# The exercise:
Copy out all of the data below with no alterations.

# Data listing:

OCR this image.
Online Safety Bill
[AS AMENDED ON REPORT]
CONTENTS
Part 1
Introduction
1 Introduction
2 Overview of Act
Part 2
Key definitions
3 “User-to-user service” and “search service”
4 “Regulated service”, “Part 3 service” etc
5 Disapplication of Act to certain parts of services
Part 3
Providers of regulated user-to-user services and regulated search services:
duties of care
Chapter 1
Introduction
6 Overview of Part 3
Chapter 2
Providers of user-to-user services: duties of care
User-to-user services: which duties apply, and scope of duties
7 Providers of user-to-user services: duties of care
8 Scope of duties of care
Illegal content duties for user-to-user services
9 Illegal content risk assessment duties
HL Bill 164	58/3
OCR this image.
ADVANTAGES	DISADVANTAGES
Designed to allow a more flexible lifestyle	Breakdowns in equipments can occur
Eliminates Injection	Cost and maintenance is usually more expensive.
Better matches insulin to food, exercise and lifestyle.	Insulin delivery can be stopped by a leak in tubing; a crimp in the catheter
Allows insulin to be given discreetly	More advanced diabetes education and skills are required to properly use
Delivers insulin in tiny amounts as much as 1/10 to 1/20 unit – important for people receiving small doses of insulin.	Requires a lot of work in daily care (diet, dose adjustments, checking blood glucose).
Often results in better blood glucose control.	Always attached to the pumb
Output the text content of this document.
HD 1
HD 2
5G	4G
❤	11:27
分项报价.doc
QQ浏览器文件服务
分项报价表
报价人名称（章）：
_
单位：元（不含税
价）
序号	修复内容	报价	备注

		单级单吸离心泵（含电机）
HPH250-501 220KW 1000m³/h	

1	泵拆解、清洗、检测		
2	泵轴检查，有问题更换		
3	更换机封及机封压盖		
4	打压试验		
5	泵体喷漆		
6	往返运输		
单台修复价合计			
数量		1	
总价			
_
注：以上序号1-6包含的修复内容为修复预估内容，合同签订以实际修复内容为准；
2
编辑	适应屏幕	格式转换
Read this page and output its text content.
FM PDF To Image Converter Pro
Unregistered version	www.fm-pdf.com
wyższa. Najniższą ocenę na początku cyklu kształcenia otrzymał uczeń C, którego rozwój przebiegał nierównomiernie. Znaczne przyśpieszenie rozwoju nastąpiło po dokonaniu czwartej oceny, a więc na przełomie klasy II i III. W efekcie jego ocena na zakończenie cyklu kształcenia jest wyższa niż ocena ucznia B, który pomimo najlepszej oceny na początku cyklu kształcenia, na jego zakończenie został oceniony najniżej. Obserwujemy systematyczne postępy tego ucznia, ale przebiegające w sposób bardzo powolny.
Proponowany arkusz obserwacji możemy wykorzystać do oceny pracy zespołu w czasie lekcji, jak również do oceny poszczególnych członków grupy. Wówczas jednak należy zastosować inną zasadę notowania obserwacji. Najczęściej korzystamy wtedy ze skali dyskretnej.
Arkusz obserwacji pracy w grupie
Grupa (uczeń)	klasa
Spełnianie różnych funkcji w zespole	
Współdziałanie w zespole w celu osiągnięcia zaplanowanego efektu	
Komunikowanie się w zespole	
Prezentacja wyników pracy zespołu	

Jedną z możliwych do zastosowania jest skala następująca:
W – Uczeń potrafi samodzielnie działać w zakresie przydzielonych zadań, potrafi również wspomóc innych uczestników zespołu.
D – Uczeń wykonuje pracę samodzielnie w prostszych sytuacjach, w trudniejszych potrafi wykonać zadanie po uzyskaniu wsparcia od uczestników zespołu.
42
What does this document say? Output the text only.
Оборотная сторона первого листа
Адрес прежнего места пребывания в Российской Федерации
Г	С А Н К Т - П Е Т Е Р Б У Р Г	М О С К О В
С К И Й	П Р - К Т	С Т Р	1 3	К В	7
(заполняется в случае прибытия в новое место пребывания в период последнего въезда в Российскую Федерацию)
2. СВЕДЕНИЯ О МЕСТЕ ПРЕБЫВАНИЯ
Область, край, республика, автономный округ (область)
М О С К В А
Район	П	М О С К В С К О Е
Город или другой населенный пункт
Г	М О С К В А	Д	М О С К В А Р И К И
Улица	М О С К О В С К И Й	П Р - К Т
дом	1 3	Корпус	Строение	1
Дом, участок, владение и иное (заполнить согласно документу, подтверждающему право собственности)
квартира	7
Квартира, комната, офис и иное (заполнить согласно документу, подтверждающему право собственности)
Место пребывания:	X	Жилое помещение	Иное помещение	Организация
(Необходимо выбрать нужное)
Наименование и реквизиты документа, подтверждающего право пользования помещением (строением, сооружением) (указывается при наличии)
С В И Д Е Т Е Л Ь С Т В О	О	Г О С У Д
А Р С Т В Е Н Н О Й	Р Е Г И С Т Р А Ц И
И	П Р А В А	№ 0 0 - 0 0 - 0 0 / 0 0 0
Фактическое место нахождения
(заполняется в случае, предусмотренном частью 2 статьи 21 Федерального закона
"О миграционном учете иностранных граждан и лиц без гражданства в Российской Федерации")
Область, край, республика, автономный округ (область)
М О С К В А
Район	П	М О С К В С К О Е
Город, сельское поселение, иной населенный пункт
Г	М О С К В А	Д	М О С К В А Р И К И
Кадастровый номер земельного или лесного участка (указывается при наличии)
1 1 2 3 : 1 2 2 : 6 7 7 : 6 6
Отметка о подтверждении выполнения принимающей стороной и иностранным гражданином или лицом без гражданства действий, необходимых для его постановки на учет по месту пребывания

# Response to this task:
OCR this image.
Online Safety Bill
[AS AMENDED ON REPORT]
CONTENTS
Part 1
Introduction
1 Introduction
2 Overview of Act
Part 2
Key definitions
3 “User-to-user service” and “search service”
4 “Regulated service”, “Part 3 service” etc
5 Disapplication of Act to certain parts of services
Part 3
Providers of regulated user-to-user services and regulated search services:
duties of care
Chapter 1
Introduction
6 Overview of Part 3
Chapter 2
Providers of user-to-user services: duties of care
User-to-user services: which duties apply, and scope of duties
7 Providers of user-to-user services: duties of care
8 Scope of duties of care
Illegal content duties for user-to-user services
9 Illegal content risk assessment duties
HL Bill 164	58/3
OCR this image.
ADVANTAGES	DISADVANTAGES
Designed to allow a more flexible lifestyle	Breakdowns in equipments can occur
Eliminates Injection	Cost and maintenance is usually more expensive.
Better matches insulin to food, exercise and lifestyle.	Insulin delivery can be stopped by a leak in tubing; a crimp in the catheter
Allows insulin to be given discreetly	More advanced diabetes education and skills are required to properly use
Delivers insulin in tiny amounts as much as 1/10 to 1/20 unit – important for people receiving small doses of insulin.	Requires a lot of work in daily care (diet, dose adjustments, checking blood glucose).
Often results in better blood glucose control.	Always attached to the pumb
Output the text content of this document.
HD 1
HD 2
5G	4G
❤	11:27
分项报价.doc
QQ浏览器文件服务
分项报价表
报价人名称（章）：
_
单位：元（不含税
价）
序号	修复内容	报价	备注

		单级单吸离心泵（含电机）
HPH250-501 220KW 1000m³/h	

1	泵拆解、清洗、检测		
2	泵轴检查，有问题更换		
3	更换机封及机封压盖		
4	打压试验		
5	泵体喷漆		
6	往返运输		
单台修复价合计			
数量		1	
总价			
_
注：以上序号1-6包含的修复内容为修复预估内容，合同签订以实际修复内容为准；
2
编辑	适应屏幕	格式转换
Read this page and output its text content.
FM PDF To Image Converter Pro
Unregistered version	www.fm-pdf.com
wyższa. Najniższą ocenę na początku cyklu kształcenia otrzymał uczeń C, którego rozwój przebiegał nierównomiernie. Znaczne przyśpieszenie rozwoju nastąpiło po dokonaniu czwartej oceny, a więc na przełomie klasy II i III. W efekcie jego ocena na zakończenie cyklu kształcenia jest wyższa niż ocena ucznia B, który pomimo najlepszej oceny na początku cyklu kształcenia, na jego zakończenie został oceniony najniżej. Obserwujemy systematyczne postępy tego ucznia, ale przebiegające w sposób bardzo powolny.
Proponowany arkusz obserwacji możemy wykorzystać do oceny pracy zespołu w czasie lekcji, jak również do oceny poszczególnych członków grupy. Wówczas jednak należy zastosować inną zasadę notowania obserwacji. Najczęściej korzystamy wtedy ze skali dyskretnej.
Arkusz obserwacji pracy w grupie
Grupa (uczeń)	klasa
Spełnianie różnych funkcji w zespole	
Współdziałanie w zespole w celu osiągnięcia zaplanowanego efektu	
Komunikowanie się w zespole	
Prezentacja wyników pracy zespołu	

Jedną z możliwych do zastosowania jest skala następująca:
W – Uczeń potrafi samodzielnie działać w zakresie przydzielonych zadań, potrafi również wspomóc innych uczestników zespołu.
D – Uczeń wykonuje pracę samodzielnie w prostszych sytuacjach, w trudniejszych potrafi wykonać zadanie po uzyskaniu wsparcia od uczestników zespołu.
42
What does this document say? Output the text only.
Оборотная сторона первого листа
Адрес прежнего места пребывания в Российской Федерации
Г	С А Н К Т - П Е Т Е Р Б У Р Г	М О С К О В
С К И Й	П Р - К Т	С Т Р	1 3	К В	7
(заполняется в случае прибытия в новое место пребывания в период последнего въезда в Российскую Федерацию)
2. СВЕДЕНИЯ О МЕСТЕ ПРЕБЫВАНИЯ
Область, край, республика, автономный округ (область)
М О С К В А
Район	П	М О С К В С К О Е
Город или другой населенный пункт
Г	М О С К В А	Д	М О С К В А Р И К И
Улица	М О С К О В С К И Й	П Р - К Т
дом	1 3	Корпус	Строение	1
Дом, участок, владение и иное (заполнить согласно документу, подтверждающему право собственности)
квартира	7
Квартира, комната, офис и иное (заполнить согласно документу, подтверждающему право собственности)
Место пребывания:	X	Жилое помещение	Иное помещение	Организация
(Необходимо выбрать нужное)
Наименование и реквизиты документа, подтверждающего право пользования помещением (строением, сооружением) (указывается при наличии)
С В И Д Е Т Е Л Ь С Т В О	О	Г О С У Д
А Р С Т В Е Н Н О Й	Р Е Г И С Т Р А Ц И
И	П Р А В А	№ 0 0 - 0 0 - 0 0 / 0 0 0
Фактическое место нахождения
(заполняется в случае, предусмотренном частью 2 статьи 21 Федерального закона
"О миграционном учете иностранных граждан и лиц без гражданства в Российской Федерации")
Область, край, республика, автономный округ (область)
М О С К В А
Район	П	М О С К В С К О Е
Город, сельское поселение, иной населенный пункт
Г	М О С К В А	Д	М О С К В А Р И К И
Кадастровый номер земельного или лесного участка (указывается при наличии)
1 1 2 3 : 1 2 2 : 6 7 7 : 6 6
Отметка о подтверждении выполнения принимающей стороной и иностранным гражданином или лицом без гражданства действий, необходимых для его постановки на учет по месту пребывания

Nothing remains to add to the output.